:: Task statement ::
Using the records provided below, locate and copy each line that contains the word "hôtel".

:: Supplied data ::
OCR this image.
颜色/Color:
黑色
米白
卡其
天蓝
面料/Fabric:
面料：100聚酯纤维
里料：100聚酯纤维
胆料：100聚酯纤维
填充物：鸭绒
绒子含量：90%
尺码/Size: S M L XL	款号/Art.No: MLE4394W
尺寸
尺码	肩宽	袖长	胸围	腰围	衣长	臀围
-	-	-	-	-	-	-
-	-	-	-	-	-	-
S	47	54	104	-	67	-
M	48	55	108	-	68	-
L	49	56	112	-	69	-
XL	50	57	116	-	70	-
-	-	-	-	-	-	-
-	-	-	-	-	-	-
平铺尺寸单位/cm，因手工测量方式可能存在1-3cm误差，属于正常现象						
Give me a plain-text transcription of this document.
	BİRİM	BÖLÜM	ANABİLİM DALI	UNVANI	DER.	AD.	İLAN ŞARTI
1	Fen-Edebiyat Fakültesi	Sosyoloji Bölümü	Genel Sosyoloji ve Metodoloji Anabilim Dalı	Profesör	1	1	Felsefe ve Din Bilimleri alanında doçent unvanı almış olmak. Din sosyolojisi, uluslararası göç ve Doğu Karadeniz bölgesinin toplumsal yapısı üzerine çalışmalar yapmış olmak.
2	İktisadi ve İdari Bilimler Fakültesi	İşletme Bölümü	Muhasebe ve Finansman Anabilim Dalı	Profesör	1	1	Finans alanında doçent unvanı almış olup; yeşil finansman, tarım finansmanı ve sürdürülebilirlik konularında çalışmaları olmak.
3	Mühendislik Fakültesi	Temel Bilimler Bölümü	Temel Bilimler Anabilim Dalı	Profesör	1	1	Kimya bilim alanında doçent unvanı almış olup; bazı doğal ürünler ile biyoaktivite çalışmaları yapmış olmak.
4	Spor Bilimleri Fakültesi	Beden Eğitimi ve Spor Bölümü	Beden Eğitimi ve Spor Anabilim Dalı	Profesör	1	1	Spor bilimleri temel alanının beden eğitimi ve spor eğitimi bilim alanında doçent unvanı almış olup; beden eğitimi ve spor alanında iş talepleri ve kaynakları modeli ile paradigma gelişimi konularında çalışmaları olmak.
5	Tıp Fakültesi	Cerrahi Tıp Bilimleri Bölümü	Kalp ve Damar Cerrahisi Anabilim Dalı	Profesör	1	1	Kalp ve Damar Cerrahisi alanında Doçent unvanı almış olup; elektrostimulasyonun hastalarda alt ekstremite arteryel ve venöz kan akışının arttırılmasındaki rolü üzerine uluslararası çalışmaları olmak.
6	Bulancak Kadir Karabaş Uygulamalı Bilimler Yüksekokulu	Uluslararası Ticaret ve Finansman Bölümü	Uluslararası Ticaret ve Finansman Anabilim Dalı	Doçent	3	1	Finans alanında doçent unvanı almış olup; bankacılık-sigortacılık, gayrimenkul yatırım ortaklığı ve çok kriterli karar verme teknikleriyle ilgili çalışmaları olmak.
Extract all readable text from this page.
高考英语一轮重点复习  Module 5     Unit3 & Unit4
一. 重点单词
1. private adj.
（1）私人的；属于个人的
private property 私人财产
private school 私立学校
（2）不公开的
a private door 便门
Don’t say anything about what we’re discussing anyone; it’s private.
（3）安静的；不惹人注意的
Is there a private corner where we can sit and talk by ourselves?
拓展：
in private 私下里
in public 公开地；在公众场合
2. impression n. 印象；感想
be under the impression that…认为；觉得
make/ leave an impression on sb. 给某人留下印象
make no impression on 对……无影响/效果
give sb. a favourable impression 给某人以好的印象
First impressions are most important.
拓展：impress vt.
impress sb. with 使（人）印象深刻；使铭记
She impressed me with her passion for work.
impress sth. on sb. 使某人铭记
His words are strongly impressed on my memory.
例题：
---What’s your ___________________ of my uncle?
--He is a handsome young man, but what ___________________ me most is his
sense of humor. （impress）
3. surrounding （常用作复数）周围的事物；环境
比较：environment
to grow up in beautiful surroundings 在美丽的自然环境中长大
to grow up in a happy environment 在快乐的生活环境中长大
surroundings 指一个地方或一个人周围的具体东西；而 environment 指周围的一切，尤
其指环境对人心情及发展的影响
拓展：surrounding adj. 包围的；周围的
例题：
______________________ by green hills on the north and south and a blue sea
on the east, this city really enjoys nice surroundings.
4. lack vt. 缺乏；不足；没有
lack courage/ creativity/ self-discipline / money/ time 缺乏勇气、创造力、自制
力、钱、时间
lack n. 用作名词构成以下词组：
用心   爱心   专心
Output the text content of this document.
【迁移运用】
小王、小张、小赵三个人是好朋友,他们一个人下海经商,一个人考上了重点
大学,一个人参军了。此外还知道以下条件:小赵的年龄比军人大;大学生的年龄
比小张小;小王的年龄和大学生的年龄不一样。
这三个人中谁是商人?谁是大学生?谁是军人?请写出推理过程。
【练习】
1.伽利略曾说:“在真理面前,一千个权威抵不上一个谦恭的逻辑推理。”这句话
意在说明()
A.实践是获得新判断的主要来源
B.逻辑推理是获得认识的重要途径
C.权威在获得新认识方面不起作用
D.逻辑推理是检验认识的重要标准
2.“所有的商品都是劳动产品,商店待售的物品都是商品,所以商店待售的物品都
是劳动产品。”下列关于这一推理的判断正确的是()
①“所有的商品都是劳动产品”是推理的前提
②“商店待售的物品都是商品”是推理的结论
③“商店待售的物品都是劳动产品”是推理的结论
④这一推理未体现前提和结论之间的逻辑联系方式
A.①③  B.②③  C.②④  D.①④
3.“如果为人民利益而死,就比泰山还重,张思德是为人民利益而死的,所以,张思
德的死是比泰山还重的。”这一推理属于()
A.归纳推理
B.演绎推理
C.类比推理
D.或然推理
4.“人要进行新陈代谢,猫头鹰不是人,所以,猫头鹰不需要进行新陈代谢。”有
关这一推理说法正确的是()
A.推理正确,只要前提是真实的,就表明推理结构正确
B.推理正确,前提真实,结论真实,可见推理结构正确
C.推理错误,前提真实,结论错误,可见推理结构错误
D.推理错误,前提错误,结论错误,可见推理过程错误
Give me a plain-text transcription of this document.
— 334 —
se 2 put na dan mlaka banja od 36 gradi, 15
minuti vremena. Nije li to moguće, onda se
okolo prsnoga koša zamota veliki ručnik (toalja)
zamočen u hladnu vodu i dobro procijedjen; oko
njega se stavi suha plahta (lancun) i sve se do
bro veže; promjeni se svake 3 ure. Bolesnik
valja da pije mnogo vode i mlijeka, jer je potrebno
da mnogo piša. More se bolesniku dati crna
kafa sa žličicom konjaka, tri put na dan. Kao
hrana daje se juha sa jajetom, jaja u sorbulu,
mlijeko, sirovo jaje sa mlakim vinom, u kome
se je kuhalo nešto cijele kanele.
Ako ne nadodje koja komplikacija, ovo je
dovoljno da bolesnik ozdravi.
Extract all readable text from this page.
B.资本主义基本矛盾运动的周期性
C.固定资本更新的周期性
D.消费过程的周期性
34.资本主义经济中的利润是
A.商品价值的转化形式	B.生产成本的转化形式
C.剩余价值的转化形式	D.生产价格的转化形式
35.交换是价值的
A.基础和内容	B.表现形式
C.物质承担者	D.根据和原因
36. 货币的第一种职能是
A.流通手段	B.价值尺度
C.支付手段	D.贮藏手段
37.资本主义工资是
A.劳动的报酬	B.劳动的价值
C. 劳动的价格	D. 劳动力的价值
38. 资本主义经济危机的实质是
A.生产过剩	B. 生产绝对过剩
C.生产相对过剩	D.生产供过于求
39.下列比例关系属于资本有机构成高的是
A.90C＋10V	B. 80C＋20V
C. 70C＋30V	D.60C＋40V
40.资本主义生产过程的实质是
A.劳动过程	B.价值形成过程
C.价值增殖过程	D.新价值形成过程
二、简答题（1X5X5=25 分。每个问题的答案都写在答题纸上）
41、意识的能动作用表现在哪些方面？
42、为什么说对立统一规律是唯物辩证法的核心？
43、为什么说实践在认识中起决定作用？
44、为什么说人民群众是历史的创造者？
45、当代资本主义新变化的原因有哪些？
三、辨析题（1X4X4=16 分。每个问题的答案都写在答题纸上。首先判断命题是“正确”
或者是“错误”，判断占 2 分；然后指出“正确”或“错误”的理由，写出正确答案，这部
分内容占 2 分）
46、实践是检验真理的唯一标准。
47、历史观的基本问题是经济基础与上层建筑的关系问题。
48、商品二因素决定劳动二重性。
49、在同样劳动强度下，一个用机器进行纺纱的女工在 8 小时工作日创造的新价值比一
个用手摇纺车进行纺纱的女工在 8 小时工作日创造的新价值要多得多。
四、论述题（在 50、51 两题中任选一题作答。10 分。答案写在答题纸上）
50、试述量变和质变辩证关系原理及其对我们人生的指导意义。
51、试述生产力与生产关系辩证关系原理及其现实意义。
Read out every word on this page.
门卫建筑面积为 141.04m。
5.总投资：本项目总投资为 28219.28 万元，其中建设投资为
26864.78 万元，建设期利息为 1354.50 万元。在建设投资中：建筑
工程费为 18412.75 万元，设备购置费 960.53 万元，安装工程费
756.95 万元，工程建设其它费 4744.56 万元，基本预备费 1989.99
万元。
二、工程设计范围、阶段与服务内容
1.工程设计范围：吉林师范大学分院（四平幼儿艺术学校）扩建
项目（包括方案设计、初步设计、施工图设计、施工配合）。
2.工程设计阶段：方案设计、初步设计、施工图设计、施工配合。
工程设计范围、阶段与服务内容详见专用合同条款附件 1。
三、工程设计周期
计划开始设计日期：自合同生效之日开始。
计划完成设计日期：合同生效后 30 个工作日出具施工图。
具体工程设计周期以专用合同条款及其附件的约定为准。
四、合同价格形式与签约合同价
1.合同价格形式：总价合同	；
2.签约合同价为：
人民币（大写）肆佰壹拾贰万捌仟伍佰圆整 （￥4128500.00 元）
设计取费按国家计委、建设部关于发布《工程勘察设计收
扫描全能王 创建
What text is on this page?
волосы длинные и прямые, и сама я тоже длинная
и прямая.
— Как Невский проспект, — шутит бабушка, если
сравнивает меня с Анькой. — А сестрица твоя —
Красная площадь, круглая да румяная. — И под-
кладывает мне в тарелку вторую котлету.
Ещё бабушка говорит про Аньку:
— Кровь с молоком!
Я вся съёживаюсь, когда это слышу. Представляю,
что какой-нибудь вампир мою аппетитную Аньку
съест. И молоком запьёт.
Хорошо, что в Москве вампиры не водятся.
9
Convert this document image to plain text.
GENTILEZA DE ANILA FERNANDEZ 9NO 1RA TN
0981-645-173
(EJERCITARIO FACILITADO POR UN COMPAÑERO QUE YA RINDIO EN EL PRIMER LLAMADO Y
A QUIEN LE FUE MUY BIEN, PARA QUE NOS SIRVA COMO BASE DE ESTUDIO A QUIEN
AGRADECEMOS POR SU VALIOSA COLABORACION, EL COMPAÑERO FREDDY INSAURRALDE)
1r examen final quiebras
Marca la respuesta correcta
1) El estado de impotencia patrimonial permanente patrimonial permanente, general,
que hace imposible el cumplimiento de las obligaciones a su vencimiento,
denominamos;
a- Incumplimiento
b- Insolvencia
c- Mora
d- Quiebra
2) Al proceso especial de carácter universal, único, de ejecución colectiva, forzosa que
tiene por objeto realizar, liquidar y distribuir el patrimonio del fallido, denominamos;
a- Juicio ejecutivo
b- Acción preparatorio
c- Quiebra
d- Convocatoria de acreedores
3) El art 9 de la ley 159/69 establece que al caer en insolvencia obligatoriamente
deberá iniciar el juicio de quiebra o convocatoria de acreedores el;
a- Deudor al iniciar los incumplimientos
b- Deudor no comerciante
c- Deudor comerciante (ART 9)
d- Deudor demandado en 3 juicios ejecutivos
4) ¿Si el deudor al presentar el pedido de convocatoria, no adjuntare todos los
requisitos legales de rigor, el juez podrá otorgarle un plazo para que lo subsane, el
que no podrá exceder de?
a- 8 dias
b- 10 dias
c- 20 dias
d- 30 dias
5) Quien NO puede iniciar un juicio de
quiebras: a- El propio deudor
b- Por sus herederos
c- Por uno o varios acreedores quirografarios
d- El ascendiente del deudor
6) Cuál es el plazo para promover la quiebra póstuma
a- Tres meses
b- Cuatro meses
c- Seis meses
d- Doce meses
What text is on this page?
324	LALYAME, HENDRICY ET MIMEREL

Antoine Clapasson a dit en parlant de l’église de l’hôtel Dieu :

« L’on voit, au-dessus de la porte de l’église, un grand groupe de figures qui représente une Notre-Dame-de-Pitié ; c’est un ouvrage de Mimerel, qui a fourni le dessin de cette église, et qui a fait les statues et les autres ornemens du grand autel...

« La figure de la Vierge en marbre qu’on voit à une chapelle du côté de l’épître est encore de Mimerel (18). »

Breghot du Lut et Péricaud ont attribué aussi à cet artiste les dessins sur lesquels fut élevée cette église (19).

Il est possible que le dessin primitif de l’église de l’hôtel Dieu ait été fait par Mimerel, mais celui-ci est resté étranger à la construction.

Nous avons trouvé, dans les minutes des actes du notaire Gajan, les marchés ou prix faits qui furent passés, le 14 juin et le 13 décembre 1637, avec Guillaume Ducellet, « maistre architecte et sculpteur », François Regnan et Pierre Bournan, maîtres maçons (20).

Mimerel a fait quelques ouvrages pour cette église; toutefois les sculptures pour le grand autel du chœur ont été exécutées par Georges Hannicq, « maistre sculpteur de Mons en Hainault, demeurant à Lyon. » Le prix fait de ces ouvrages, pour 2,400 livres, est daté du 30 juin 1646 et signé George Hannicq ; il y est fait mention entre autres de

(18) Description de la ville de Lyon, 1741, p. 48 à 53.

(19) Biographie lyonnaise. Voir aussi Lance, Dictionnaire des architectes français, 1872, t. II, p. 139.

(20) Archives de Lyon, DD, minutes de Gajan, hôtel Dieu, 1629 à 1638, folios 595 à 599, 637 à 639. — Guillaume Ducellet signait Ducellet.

:: The completed task ::
Antoine Clapasson a dit en parlant de l’église de l’hôtel Dieu :
Il est possible que le dessin primitif de l’église de l’hôtel Dieu ait été fait par Mimerel, mais celui-ci est resté étranger à la construction.
(20) Archives de Lyon, DD, minutes de Gajan, hôtel Dieu, 1629 à 1638, folios 595 à 599, 637 à 639. — Guillaume Ducellet signait Ducellet.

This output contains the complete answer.